• _PASSAGE GIVEN_:
·····

It is therefore calling for the urgent convening of a special, single-issue sitting of the National Assembly to debate an official statement from the Minister of Home Affairs on violent crime.

This sitting, the group said, should place special reference to the killing of Joshua Bell and to the safety of Guyana’s children in general.

This was the call during a press briefing yesterday which marked the end of the 312-hr round-the-clock vigil on Vlissengen Road outside the Office of the President.

This vigil had commenced on April 17.

A statement from the women’s group said that the impetus for the vigil was the kidnapping and murder of 16 year-old Joshua Bell. The group was outraged at the contrast between the inaction of the authorities with the Bell incident and the flurry of activity which followed the kidnapping of the United States diplomat, Stephen Lesniak.

·····

• _EXTRACTED INFORMATION_:
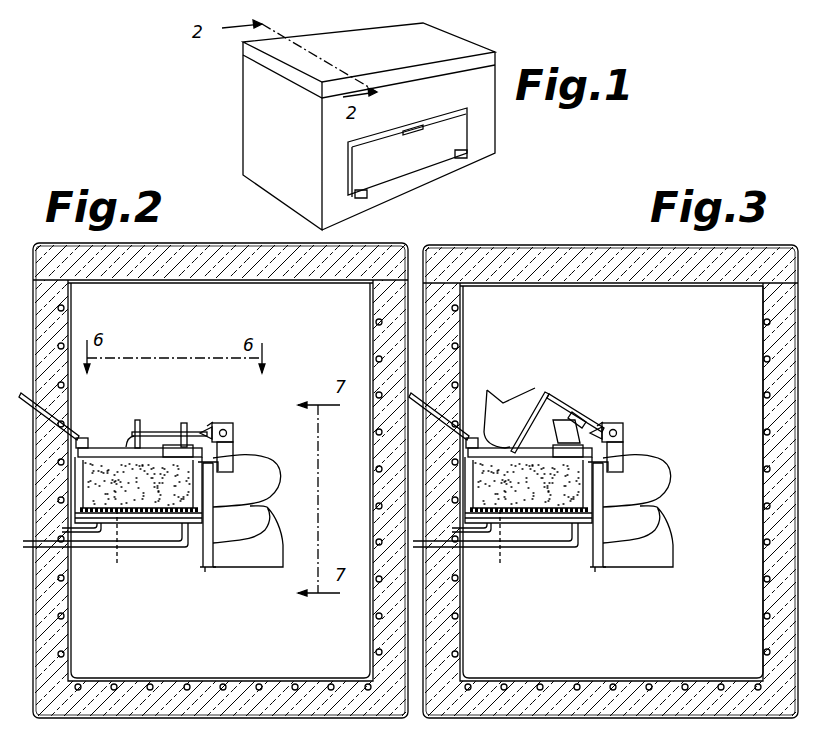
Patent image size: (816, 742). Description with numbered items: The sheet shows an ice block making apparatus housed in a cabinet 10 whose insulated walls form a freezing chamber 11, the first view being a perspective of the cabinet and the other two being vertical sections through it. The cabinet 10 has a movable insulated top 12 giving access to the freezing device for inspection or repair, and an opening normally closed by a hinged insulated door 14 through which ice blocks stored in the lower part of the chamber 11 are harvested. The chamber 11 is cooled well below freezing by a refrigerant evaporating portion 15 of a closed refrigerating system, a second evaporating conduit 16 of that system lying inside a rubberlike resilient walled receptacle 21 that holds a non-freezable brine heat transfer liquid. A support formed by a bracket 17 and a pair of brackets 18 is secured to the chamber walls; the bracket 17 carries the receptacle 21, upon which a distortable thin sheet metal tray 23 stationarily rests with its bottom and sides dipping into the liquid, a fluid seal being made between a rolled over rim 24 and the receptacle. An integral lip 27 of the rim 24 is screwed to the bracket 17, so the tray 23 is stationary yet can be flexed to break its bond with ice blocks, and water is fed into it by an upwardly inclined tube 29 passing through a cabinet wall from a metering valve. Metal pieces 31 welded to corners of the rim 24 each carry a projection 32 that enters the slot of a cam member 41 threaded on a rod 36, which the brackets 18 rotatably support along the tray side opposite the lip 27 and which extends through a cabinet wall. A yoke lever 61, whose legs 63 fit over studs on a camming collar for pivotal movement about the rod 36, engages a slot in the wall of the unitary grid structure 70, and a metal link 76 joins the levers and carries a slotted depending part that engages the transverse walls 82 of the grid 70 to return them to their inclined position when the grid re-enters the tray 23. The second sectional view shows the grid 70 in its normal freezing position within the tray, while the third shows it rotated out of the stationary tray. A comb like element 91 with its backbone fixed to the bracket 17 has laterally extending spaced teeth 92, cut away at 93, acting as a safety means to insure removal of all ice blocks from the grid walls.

In FIG. 1, the cabinet 10 is at (248, 117).
In FIG. 2, the cabinet 10 is at (55, 707).
In FIG. 3, the cabinet 10 is at (738, 710).
In FIG. 2, the freezing chamber 11 is at (235, 297).
In FIG. 3, the freezing chamber 11 is at (488, 297).
In FIG. 1, the movable insulated top 12 is at (468, 45).
In FIG. 2, the movable insulated top 12 is at (182, 247).
In FIG. 3, the movable insulated top 12 is at (543, 249).
In FIG. 1, the insulated door 14 is at (423, 158).
In FIG. 2, the refrigerant evaporating portion 15 is at (373, 357).
In FIG. 3, the refrigerant evaporating portion 15 is at (760, 537).
In FIG. 2, the refrigerant evaporating conduit 16 is at (120, 545).
In FIG. 3, the refrigerant evaporating conduit 16 is at (508, 545).
In FIG. 2, the bracket 17 is at (203, 555).
In FIG. 3, the bracket 17 is at (592, 555).
In FIG. 2, the bracket 18 is at (235, 450).
In FIG. 3, the bracket 18 is at (625, 458).
In FIG. 2, the resilient walled receptacle 21 is at (103, 520).
In FIG. 3, the resilient walled receptacle 21 is at (522, 515).
In FIG. 2, the tray 23 is at (111, 547).
In FIG. 3, the tray 23 is at (493, 544).
In FIG. 2, the rolled over rim 24 is at (112, 447).
In FIG. 3, the rolled over rim 24 is at (503, 447).
In FIG. 2, the integral lip 27 is at (84, 450).
In FIG. 3, the integral lip 27 is at (483, 440).
In FIG. 2, the upwardly inclined tube 29 is at (80, 420).
In FIG. 3, the upwardly inclined tube 29 is at (458, 434).
In FIG. 2, the metal pieces 31 is at (178, 444).
In FIG. 3, the metal pieces 31 is at (560, 445).
In FIG. 2, the projection 32 is at (222, 468).
In FIG. 3, the projection 32 is at (612, 468).
In FIG. 2, the rod 36 is at (233, 433).
In FIG. 3, the rod 36 is at (625, 432).
In FIG. 2, the cam member 41 is at (222, 428).
In FIG. 3, the cam member 41 is at (612, 428).
In FIG. 2, the legs 63 is at (207, 430).
In FIG. 3, the legs 63 is at (603, 428).
In FIG. 2, the yoke lever 61 is at (172, 442).
In FIG. 3, the yoke lever 61 is at (575, 412).
In FIG. 2, the unitary grid structure 70 is at (140, 420).
In FIG. 3, the unitary grid structure 70 is at (533, 391).
In FIG. 2, the metal link 76 is at (195, 432).
In FIG. 3, the metal link 76 is at (590, 423).
In FIG. 2, the transverse walls 82 is at (133, 440).
In FIG. 3, the transverse walls 82 is at (503, 400).
In FIG. 2, the comb like element 91 is at (215, 567).
In FIG. 3, the comb like element 91 is at (603, 567).
In FIG. 2, the teeth 92 is at (272, 462).
In FIG. 3, the teeth 92 is at (665, 465).
In FIG. 2, the cut away 93 is at (265, 508).
In FIG. 3, the cut away 93 is at (660, 505).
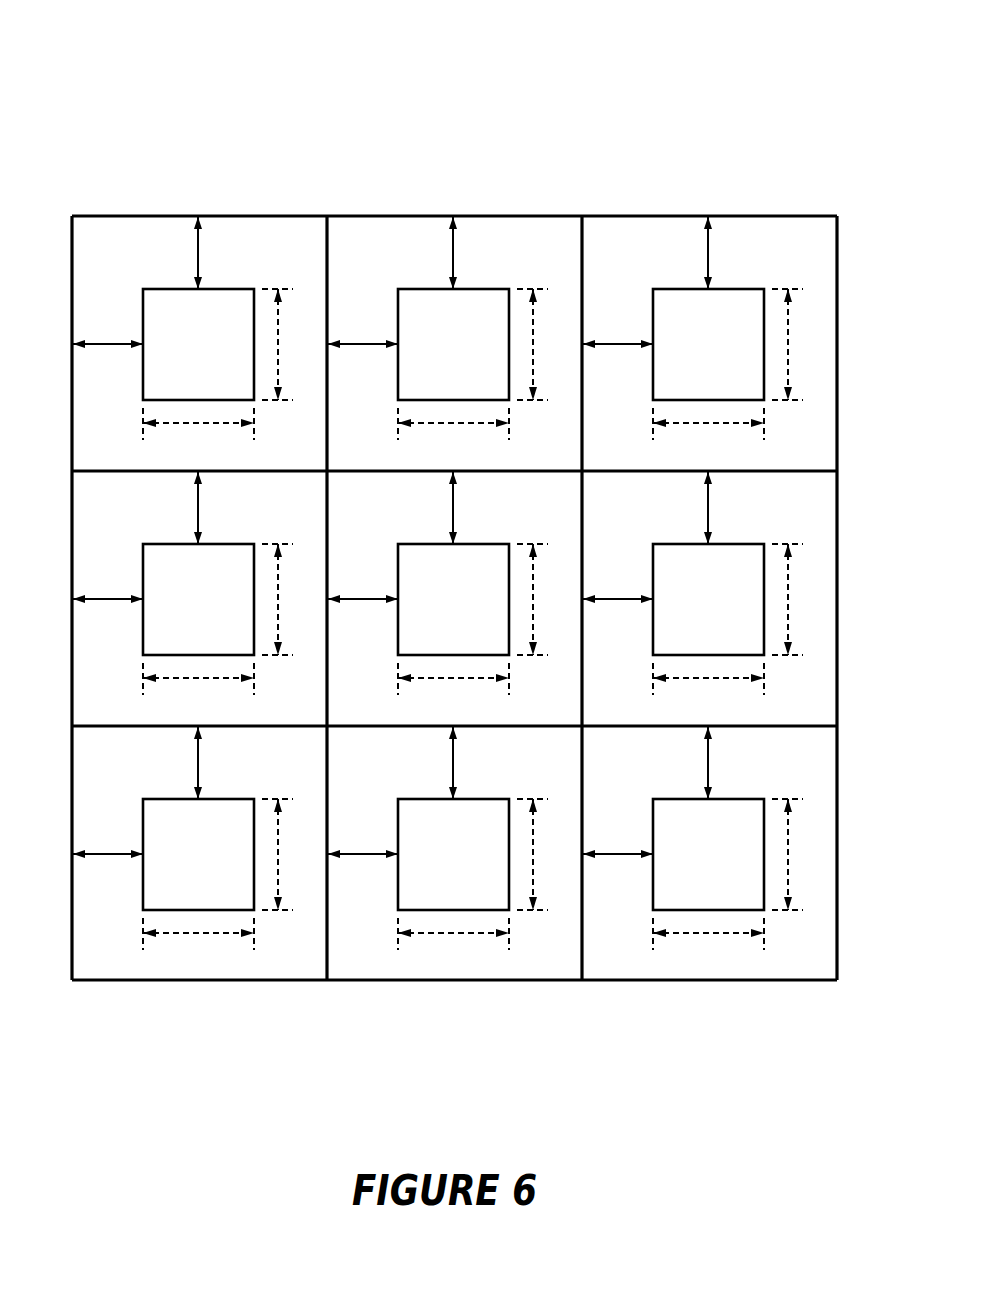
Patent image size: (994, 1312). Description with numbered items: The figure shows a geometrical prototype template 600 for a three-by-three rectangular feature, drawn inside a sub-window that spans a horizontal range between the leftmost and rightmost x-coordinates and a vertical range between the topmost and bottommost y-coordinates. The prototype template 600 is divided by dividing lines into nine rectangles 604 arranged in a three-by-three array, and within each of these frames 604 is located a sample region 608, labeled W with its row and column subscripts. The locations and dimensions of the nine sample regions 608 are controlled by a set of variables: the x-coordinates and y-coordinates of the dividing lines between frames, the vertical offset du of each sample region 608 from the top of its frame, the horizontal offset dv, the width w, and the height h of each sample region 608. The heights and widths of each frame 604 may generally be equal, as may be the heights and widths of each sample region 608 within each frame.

The geometrical prototype template 600 is at (476, 160).
The rectangle frame 604 is at (141, 268).
The sample region 608 is at (229, 308).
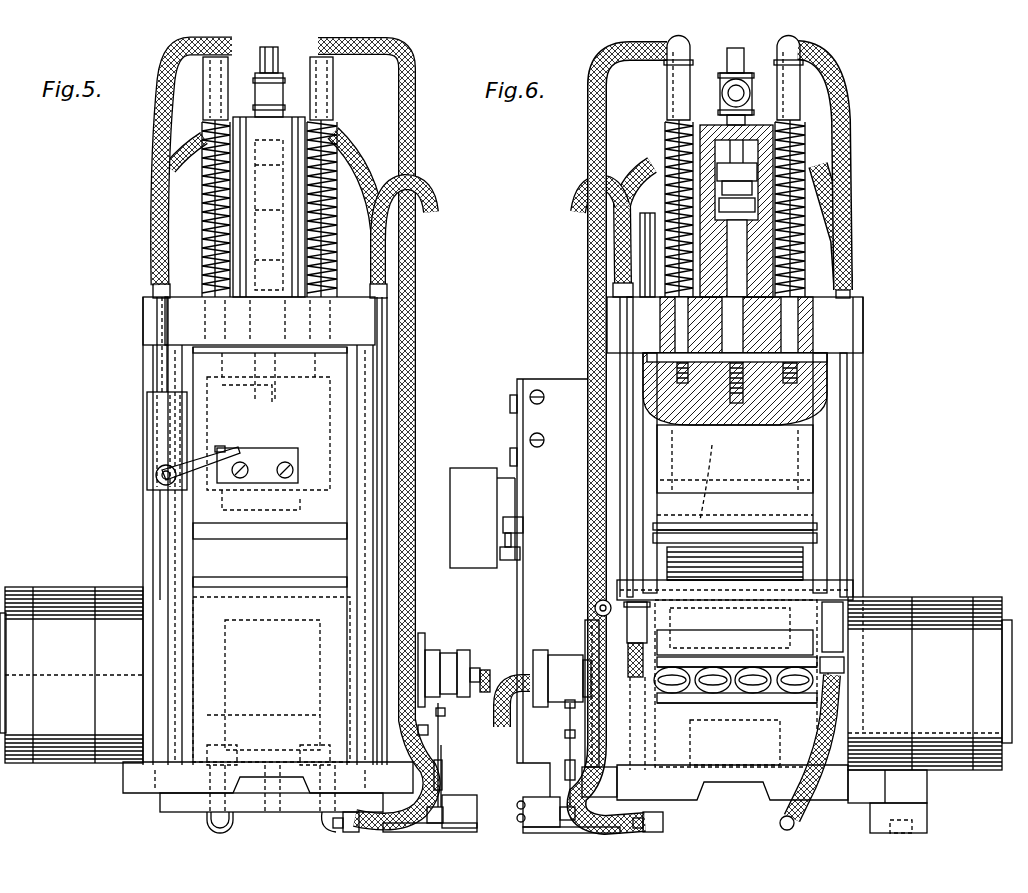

·····

• _REQUIRED ACTIONS_:
**A)** In one to three sentences, explain what prompted the women's group to hold the vigil described in the passage on the Vlissengen Road vigil, and why the group was outraged.
**B)** Carry on the passage on the Vlissengen Road vigil, starting after its last sentence.
The material is not needed for what follows.

• _ANSWERS BELOW_:
**A)** The vigil was prompted by the kidnapping and murder of 16-year-old Joshua Bell. The group was outraged by the contrast between the authorities' inaction over the Bell incident and the flurry of activity that followed the kidnapping of the United States diplomat, Stephen Lesniak.

**B)**
Participants in the vigil included school colleagues of Bell, teachers, lawyers, members of the judiciary, businesspersons and Members of Parliament. Groups which joined in were: Women Against Violence Everywhere (WAVE), G+ (Guyanese Living with HIV/AIDS), the Joint Initiative for Humanity and Development (JIHAD), Ethnarch for the Kingdom of Manumitted Africans of Guyana, the Guyana Youth and Students Movement (GYSM) and the University of Guyana Student Society (UGSS).

A partial list of young people killed or wounded has been put together by Red Thread and is to be extended continuously.

Internationally, the vigil had the full backing of the Red Thread supporters’ network in Toronto, Canada, and the Global Women’s Strike, which is a network of women in over 70 countries.

In calling an end to the vigil, Red Thread and the other members of the community said they are far from calling an end to the campaign against violence and racism in Guyana.